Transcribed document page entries

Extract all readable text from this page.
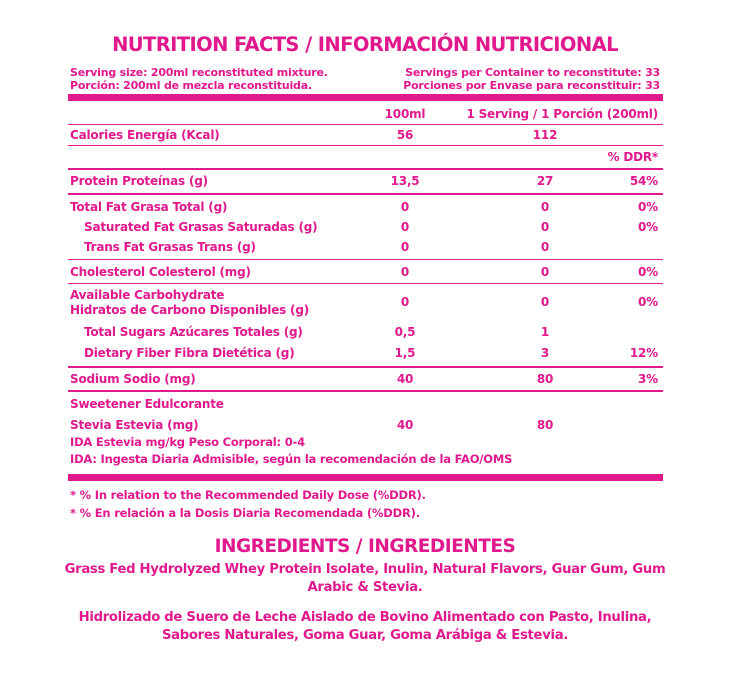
NUTRITION FACTS / INFORMACIÓN NUTRICIONAL
Serving size: 200ml reconstituted mixture.
Porción: 200ml de mezcla reconstituida.
Servings per Container to reconstitute: 33
Porciones por Envase para reconstituir: 33
100ml	1 Serving / 1 Porción (200ml)
Calories Energía (Kcal)	56	112
% DDR*
Protein Proteínas (g)	13,5	27	54%
Total Fat Grasa Total (g)	0	0	0%
Saturated Fat Grasas Saturadas (g)	0	0	0%
Trans Fat Grasas Trans (g)	0	0
Cholesterol Colesterol (mg)	0	0	0%
Available Carbohydrate
Hidratos de Carbono Disponibles (g)
0	0	0%
Total Sugars Azúcares Totales (g)	0,5	1
Dietary Fiber Fibra Dietética (g)	1,5	3	12%
Sodium Sodio (mg)	40	80	3%
Sweetener Edulcorante
Stevia Estevia (mg)	40	80
IDA Estevia mg/kg Peso Corporal: 0-4
IDA: Ingesta Diaria Admisible, según la recomendación de la FAO/OMS
* % In relation to the Recommended Daily Dose (%DDR).
* % En relación a la Dosis Diaria Recomendada (%DDR).
INGREDIENTS / INGREDIENTES
Grass Fed Hydrolyzed Whey Protein Isolate, Inulin, Natural Flavors, Guar Gum, Gum Arabic & Stevia.
Hidrolizado de Suero de Leche Aislado de Bovino Alimentado con Pasto, Inulina, Sabores Naturales, Goma Guar, Goma Arábiga & Estevia.
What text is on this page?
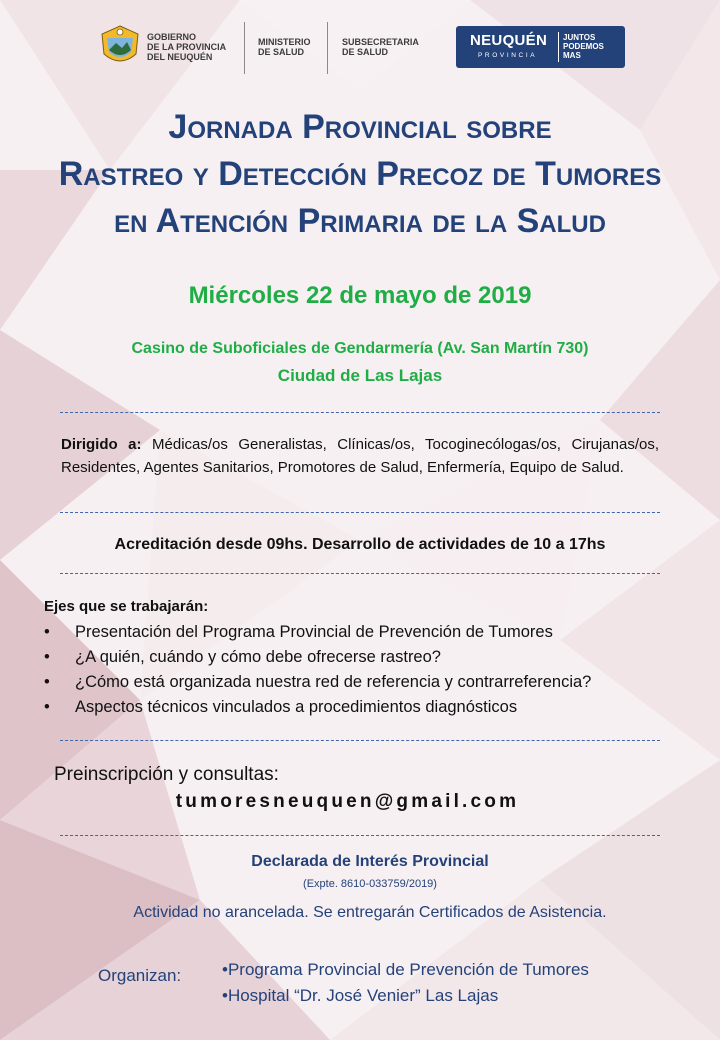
GOBIERNO
DE LA PROVINCIA
DEL NEUQUÉN
MINISTERIO
DE SALUD
SUBSECRETARIA
DE SALUD
NEUQUÉN
PROVINCIA
JUNTOS
PODEMOS
MAS
Jornada Provincial sobre
Rastreo y Detección Precoz de Tumores
en Atención Primaria de la Salud
Miércoles 22 de mayo de 2019
Casino de Suboficiales de Gendarmería (Av. San Martín 730)
Ciudad de Las Lajas
Dirigido a: Médicas/os Generalistas, Clínicas/os, Tocoginecólogas/os, Cirujanas/os, Residentes, Agentes Sanitarios, Promotores de Salud, Enfermería, Equipo de Salud.
Acreditación desde 09hs. Desarrollo de actividades de 10 a 17hs
Ejes que se trabajarán:
• Presentación del Programa Provincial de Prevención de Tumores
• ¿A quién, cuándo y cómo debe ofrecerse rastreo?
• ¿Cómo está organizada nuestra red de referencia y contrarreferencia?
• Aspectos técnicos vinculados a procedimientos diagnósticos
Preinscripción y consultas:
tumoresneuquen@gmail.com
Declarada de Interés Provincial
(Expte. 8610-033759/2019)
Actividad no arancelada. Se entregarán Certificados de Asistencia.
Organizan: •Programa Provincial de Prevención de Tumores
•Hospital “Dr. José Venier” Las Lajas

- [What to produce]
Each record above has to be written out again in full, but its pictures must not be.

- [Response to the task]
Extract all readable text from this page.
NUTRITION FACTS / INFORMACIÓN NUTRICIONAL
Serving size: 200ml reconstituted mixture.
Porción: 200ml de mezcla reconstituida.
Servings per Container to reconstitute: 33
Porciones por Envase para reconstituir: 33
100ml	1 Serving / 1 Porción (200ml)
Calories Energía (Kcal)	56	112
% DDR*
Protein Proteínas (g)	13,5	27	54%
Total Fat Grasa Total (g)	0	0	0%
Saturated Fat Grasas Saturadas (g)	0	0	0%
Trans Fat Grasas Trans (g)	0	0
Cholesterol Colesterol (mg)	0	0	0%
Available Carbohydrate
Hidratos de Carbono Disponibles (g)
0	0	0%
Total Sugars Azúcares Totales (g)	0,5	1
Dietary Fiber Fibra Dietética (g)	1,5	3	12%
Sodium Sodio (mg)	40	80	3%
Sweetener Edulcorante
Stevia Estevia (mg)	40	80
IDA Estevia mg/kg Peso Corporal: 0-4
IDA: Ingesta Diaria Admisible, según la recomendación de la FAO/OMS
* % In relation to the Recommended Daily Dose (%DDR).
* % En relación a la Dosis Diaria Recomendada (%DDR).
INGREDIENTS / INGREDIENTES
Grass Fed Hydrolyzed Whey Protein Isolate, Inulin, Natural Flavors, Guar Gum, Gum Arabic & Stevia.
Hidrolizado de Suero de Leche Aislado de Bovino Alimentado con Pasto, Inulina, Sabores Naturales, Goma Guar, Goma Arábiga & Estevia.
What text is on this page?
GOBIERNO
DE LA PROVINCIA
DEL NEUQUÉN
MINISTERIO
DE SALUD
SUBSECRETARIA
DE SALUD
NEUQUÉN
PROVINCIA
JUNTOS
PODEMOS
MAS
Jornada Provincial sobre
Rastreo y Detección Precoz de Tumores
en Atención Primaria de la Salud
Miércoles 22 de mayo de 2019
Casino de Suboficiales de Gendarmería (Av. San Martín 730)
Ciudad de Las Lajas
Dirigido a: Médicas/os Generalistas, Clínicas/os, Tocoginecólogas/os, Cirujanas/os, Residentes, Agentes Sanitarios, Promotores de Salud, Enfermería, Equipo de Salud.
Acreditación desde 09hs. Desarrollo de actividades de 10 a 17hs
Ejes que se trabajarán:
• Presentación del Programa Provincial de Prevención de Tumores
• ¿A quién, cuándo y cómo debe ofrecerse rastreo?
• ¿Cómo está organizada nuestra red de referencia y contrarreferencia?
• Aspectos técnicos vinculados a procedimientos diagnósticos
Preinscripción y consultas:
tumoresneuquen@gmail.com
Declarada de Interés Provincial
(Expte. 8610-033759/2019)
Actividad no arancelada. Se entregarán Certificados de Asistencia.
Organizan: •Programa Provincial de Prevención de Tumores
•Hospital “Dr. José Venier” Las Lajas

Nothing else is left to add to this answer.